▶ [To be done]
Here are some records; copy every line that holds the word "Section".

:::::

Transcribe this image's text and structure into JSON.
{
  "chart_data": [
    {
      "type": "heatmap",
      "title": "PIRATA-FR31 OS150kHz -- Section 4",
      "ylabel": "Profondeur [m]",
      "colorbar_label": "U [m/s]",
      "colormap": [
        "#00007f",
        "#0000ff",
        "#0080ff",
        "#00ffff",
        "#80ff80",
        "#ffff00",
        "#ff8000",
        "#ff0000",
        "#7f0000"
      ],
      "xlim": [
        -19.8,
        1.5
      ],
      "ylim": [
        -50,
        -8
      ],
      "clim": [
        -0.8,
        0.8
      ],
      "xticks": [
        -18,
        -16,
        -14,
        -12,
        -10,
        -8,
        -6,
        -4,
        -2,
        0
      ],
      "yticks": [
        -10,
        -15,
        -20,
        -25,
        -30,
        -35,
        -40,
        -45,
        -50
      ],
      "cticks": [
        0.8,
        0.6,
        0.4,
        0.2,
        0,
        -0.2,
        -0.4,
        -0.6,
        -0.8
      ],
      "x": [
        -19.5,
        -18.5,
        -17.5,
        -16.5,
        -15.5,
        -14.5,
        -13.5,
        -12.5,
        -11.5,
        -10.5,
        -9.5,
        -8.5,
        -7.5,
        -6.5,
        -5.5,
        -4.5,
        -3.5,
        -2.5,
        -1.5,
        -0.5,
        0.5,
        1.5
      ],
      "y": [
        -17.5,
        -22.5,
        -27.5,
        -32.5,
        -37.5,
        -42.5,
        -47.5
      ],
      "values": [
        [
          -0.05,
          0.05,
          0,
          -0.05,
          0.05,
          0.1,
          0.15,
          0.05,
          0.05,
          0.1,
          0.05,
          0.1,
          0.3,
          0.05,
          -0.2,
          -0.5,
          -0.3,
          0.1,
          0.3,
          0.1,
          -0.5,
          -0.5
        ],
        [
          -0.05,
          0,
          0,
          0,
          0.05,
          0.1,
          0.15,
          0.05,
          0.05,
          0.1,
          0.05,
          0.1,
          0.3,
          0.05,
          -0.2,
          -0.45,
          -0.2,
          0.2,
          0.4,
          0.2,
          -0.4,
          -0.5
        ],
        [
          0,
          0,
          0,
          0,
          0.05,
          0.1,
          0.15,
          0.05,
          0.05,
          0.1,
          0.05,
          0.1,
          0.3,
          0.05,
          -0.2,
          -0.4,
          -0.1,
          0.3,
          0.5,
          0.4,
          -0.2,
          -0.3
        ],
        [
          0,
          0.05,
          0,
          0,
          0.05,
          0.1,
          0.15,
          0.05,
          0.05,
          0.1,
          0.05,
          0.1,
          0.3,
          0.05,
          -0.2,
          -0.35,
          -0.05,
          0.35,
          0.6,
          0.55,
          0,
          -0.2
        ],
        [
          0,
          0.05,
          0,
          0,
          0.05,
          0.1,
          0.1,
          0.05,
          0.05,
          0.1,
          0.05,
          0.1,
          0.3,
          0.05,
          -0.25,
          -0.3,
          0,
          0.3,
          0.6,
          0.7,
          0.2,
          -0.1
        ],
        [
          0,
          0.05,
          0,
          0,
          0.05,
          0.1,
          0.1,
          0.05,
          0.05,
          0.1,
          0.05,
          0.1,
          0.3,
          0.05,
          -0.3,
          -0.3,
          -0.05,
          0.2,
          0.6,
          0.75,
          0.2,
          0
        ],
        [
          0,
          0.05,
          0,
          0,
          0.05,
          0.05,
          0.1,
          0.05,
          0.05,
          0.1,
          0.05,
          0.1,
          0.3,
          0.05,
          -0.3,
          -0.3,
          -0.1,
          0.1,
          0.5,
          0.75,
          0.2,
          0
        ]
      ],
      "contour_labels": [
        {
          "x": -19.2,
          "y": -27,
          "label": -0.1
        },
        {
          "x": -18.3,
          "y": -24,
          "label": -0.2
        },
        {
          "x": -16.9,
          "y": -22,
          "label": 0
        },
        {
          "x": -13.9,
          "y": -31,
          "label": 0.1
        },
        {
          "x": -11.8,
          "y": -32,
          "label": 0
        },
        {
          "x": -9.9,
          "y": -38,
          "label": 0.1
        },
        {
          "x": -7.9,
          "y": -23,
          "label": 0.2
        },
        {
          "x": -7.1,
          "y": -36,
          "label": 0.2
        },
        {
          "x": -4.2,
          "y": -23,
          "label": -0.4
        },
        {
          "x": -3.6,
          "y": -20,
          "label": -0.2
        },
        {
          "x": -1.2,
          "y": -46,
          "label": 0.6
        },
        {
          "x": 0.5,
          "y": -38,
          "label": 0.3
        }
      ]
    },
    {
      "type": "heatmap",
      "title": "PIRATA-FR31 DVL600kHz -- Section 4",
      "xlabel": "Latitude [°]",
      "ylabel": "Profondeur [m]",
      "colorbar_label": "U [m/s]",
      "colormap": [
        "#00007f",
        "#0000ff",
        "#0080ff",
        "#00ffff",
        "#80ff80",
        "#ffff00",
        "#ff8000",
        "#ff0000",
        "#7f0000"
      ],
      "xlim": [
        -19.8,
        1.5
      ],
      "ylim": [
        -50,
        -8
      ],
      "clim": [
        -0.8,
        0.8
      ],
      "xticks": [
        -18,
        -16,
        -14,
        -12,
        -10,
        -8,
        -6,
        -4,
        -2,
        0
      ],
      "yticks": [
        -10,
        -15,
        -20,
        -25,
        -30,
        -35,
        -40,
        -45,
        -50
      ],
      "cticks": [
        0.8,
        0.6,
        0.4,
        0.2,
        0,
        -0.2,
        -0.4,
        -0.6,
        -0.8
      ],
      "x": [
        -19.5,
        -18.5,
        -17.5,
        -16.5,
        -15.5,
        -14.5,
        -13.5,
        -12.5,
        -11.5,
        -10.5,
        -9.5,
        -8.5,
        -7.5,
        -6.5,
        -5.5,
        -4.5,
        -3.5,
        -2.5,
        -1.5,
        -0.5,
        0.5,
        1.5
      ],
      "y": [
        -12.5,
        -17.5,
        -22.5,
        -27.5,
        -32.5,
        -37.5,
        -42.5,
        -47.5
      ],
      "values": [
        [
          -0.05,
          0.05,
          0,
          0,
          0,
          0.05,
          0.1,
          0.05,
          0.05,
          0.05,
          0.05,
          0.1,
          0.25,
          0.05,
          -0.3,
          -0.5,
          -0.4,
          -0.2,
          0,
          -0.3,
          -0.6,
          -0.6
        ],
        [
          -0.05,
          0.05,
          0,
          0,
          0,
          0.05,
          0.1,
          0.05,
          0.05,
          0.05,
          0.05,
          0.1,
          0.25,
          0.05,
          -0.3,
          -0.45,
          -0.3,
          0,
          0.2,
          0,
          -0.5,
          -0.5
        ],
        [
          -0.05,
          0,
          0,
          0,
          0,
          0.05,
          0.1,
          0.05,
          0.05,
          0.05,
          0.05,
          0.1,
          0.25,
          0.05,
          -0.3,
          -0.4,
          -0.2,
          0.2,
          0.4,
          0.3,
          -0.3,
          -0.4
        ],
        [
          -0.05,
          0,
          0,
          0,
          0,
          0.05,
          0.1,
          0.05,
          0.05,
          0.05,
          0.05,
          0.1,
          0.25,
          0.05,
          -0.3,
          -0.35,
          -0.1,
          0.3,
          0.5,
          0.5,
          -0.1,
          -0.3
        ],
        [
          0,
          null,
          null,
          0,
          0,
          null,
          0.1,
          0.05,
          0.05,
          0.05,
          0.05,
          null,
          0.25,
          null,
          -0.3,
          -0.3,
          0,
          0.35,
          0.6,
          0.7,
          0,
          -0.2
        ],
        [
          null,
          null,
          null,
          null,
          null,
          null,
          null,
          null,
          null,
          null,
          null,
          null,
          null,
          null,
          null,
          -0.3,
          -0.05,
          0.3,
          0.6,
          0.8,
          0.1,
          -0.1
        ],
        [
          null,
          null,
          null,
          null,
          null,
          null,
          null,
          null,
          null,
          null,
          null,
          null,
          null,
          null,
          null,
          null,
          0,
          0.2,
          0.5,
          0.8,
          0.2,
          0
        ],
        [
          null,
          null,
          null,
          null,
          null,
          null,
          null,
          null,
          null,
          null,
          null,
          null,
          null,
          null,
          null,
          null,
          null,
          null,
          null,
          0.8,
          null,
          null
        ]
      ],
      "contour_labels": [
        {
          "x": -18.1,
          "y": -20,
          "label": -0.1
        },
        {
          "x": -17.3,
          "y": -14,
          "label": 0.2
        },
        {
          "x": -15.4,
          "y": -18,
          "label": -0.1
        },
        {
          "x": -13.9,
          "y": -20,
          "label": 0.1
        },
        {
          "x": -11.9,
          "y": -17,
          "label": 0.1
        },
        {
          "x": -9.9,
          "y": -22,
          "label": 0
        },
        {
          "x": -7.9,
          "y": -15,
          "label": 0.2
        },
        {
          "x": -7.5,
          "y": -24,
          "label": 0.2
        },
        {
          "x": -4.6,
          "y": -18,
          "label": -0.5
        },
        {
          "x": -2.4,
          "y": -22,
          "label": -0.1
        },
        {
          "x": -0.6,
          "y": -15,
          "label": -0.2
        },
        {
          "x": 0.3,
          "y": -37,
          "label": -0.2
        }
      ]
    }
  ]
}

:::::

▶ [Response]
      "title": "PIRATA-FR31 OS150kHz -- Section 4",
      "title": "PIRATA-FR31 DVL600kHz -- Section 4",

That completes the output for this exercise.